Your objective — Pictures stay out of the copy; restate everything else in the material exactly.

##### Listing

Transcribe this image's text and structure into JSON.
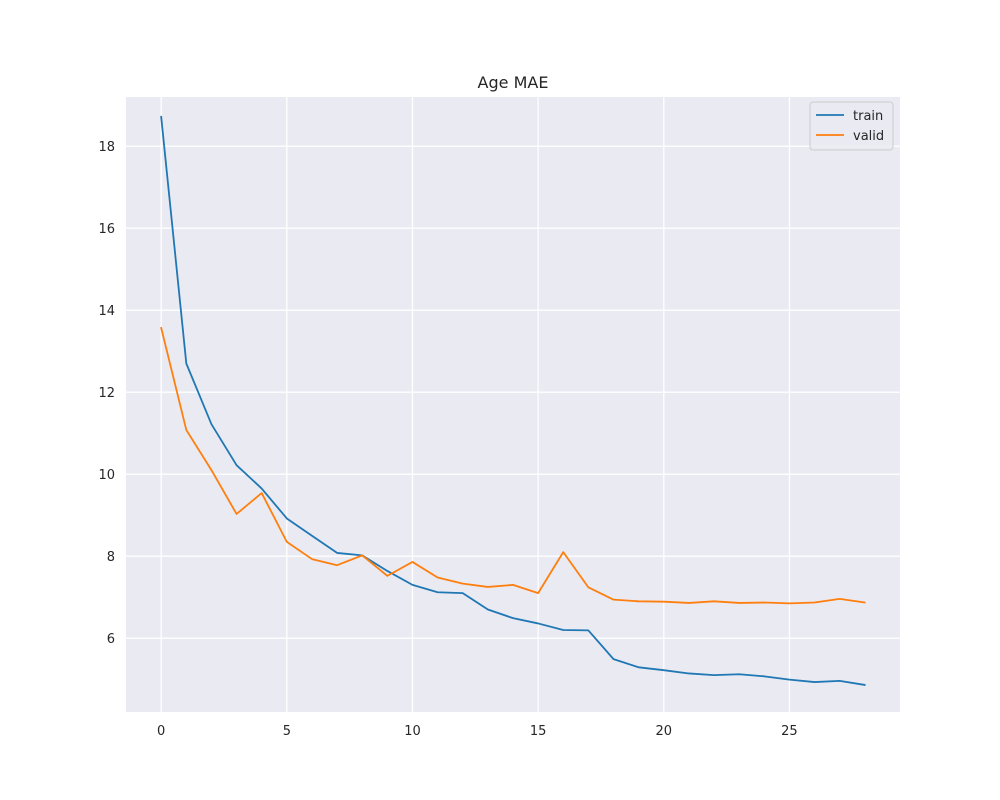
{
  "chart_data": {
    "type": "line",
    "title": "Age MAE",
    "xlabel": "",
    "ylabel": "",
    "xlim": [
      -1.4,
      29.4
    ],
    "ylim": [
      4.2,
      19.2
    ],
    "xticks": [
      0,
      5,
      10,
      15,
      20,
      25
    ],
    "yticks": [
      6,
      8,
      10,
      12,
      14,
      16,
      18
    ],
    "grid": true,
    "legend_position": "top-right",
    "x": [
      0,
      1,
      2,
      3,
      4,
      5,
      6,
      7,
      8,
      9,
      10,
      11,
      12,
      13,
      14,
      15,
      16,
      17,
      18,
      19,
      20,
      21,
      22,
      23,
      24,
      25,
      26,
      27,
      28
    ],
    "series": [
      {
        "name": "train",
        "color": "#1f77b4",
        "values": [
          18.72,
          12.7,
          11.22,
          10.22,
          9.65,
          8.92,
          8.5,
          8.08,
          8.02,
          7.64,
          7.3,
          7.12,
          7.1,
          6.7,
          6.49,
          6.36,
          6.2,
          6.19,
          5.49,
          5.29,
          5.22,
          5.14,
          5.1,
          5.12,
          5.07,
          4.99,
          4.93,
          4.96,
          4.86
        ]
      },
      {
        "name": "valid",
        "color": "#ff7f0e",
        "values": [
          13.57,
          11.08,
          10.1,
          9.03,
          9.54,
          8.35,
          7.93,
          7.78,
          8.02,
          7.52,
          7.86,
          7.48,
          7.33,
          7.25,
          7.3,
          7.1,
          8.1,
          7.24,
          6.94,
          6.9,
          6.89,
          6.86,
          6.9,
          6.86,
          6.87,
          6.85,
          6.87,
          6.96,
          6.87
        ]
      }
    ]
  }
}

##########

Worked answer —
Transcribe this image's text and structure into JSON.
{
  "chart_data": {
    "type": "line",
    "title": "Age MAE",
    "xlabel": "",
    "ylabel": "",
    "xlim": [
      -1.4,
      29.4
    ],
    "ylim": [
      4.2,
      19.2
    ],
    "xticks": [
      0,
      5,
      10,
      15,
      20,
      25
    ],
    "yticks": [
      6,
      8,
      10,
      12,
      14,
      16,
      18
    ],
    "grid": true,
    "legend_position": "top-right",
    "x": [
      0,
      1,
      2,
      3,
      4,
      5,
      6,
      7,
      8,
      9,
      10,
      11,
      12,
      13,
      14,
      15,
      16,
      17,
      18,
      19,
      20,
      21,
      22,
      23,
      24,
      25,
      26,
      27,
      28
    ],
    "series": [
      {
        "name": "train",
        "color": "#1f77b4",
        "values": [
          18.72,
          12.7,
          11.22,
          10.22,
          9.65,
          8.92,
          8.5,
          8.08,
          8.02,
          7.64,
          7.3,
          7.12,
          7.1,
          6.7,
          6.49,
          6.36,
          6.2,
          6.19,
          5.49,
          5.29,
          5.22,
          5.14,
          5.1,
          5.12,
          5.07,
          4.99,
          4.93,
          4.96,
          4.86
        ]
      },
      {
        "name": "valid",
        "color": "#ff7f0e",
        "values": [
          13.57,
          11.08,
          10.1,
          9.03,
          9.54,
          8.35,
          7.93,
          7.78,
          8.02,
          7.52,
          7.86,
          7.48,
          7.33,
          7.25,
          7.3,
          7.1,
          8.1,
          7.24,
          6.94,
          6.9,
          6.89,
          6.86,
          6.9,
          6.86,
          6.87,
          6.85,
          6.87,
          6.96,
          6.87
        ]
      }
    ]
  }
}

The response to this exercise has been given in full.